Dataset items
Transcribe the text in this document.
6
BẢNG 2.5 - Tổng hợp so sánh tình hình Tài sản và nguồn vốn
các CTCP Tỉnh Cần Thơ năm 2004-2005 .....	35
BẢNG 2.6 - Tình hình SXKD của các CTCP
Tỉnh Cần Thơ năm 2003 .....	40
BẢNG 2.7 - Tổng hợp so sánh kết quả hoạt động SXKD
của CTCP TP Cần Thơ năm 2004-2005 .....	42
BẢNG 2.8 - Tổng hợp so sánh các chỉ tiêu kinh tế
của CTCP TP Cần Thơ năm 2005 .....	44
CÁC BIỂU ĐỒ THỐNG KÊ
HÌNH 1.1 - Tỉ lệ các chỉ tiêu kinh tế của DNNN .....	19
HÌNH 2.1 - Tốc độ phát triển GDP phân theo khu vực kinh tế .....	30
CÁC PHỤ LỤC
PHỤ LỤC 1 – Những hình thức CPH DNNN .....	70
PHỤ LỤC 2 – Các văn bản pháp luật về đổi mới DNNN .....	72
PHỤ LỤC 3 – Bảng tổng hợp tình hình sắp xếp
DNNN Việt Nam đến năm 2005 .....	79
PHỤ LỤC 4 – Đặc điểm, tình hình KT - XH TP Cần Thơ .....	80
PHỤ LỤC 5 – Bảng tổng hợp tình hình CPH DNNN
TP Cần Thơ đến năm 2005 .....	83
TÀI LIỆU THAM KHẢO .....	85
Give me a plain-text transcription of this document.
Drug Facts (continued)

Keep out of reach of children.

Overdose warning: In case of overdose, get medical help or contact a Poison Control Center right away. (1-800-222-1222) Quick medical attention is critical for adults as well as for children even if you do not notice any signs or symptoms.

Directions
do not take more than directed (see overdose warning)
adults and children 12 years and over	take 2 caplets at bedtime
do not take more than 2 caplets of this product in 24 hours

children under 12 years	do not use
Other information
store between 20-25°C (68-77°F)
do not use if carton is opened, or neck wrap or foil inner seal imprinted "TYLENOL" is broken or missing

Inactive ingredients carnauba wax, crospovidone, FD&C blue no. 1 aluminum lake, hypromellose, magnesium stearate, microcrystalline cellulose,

TASK DETAILS: Return every line of the material exactly.

RESPONSE TO THIS TASK:
Transcribe the text in this document.
6
BẢNG 2.5 - Tổng hợp so sánh tình hình Tài sản và nguồn vốn
các CTCP Tỉnh Cần Thơ năm 2004-2005 .....	35
BẢNG 2.6 - Tình hình SXKD của các CTCP
Tỉnh Cần Thơ năm 2003 .....	40
BẢNG 2.7 - Tổng hợp so sánh kết quả hoạt động SXKD
của CTCP TP Cần Thơ năm 2004-2005 .....	42
BẢNG 2.8 - Tổng hợp so sánh các chỉ tiêu kinh tế
của CTCP TP Cần Thơ năm 2005 .....	44
CÁC BIỂU ĐỒ THỐNG KÊ
HÌNH 1.1 - Tỉ lệ các chỉ tiêu kinh tế của DNNN .....	19
HÌNH 2.1 - Tốc độ phát triển GDP phân theo khu vực kinh tế .....	30
CÁC PHỤ LỤC
PHỤ LỤC 1 – Những hình thức CPH DNNN .....	70
PHỤ LỤC 2 – Các văn bản pháp luật về đổi mới DNNN .....	72
PHỤ LỤC 3 – Bảng tổng hợp tình hình sắp xếp
DNNN Việt Nam đến năm 2005 .....	79
PHỤ LỤC 4 – Đặc điểm, tình hình KT - XH TP Cần Thơ .....	80
PHỤ LỤC 5 – Bảng tổng hợp tình hình CPH DNNN
TP Cần Thơ đến năm 2005 .....	83
TÀI LIỆU THAM KHẢO .....	85
Give me a plain-text transcription of this document.
Drug Facts (continued)

Keep out of reach of children.

Overdose warning: In case of overdose, get medical help or contact a Poison Control Center right away. (1-800-222-1222) Quick medical attention is critical for adults as well as for children even if you do not notice any signs or symptoms.

Directions
do not take more than directed (see overdose warning)
adults and children 12 years and over	take 2 caplets at bedtime
do not take more than 2 caplets of this product in 24 hours

children under 12 years	do not use
Other information
store between 20-25°C (68-77°F)
do not use if carton is opened, or neck wrap or foil inner seal imprinted "TYLENOL" is broken or missing

Inactive ingredients carnauba wax, crospovidone, FD&C blue no. 1 aluminum lake, hypromellose, magnesium stearate, microcrystalline cellulose,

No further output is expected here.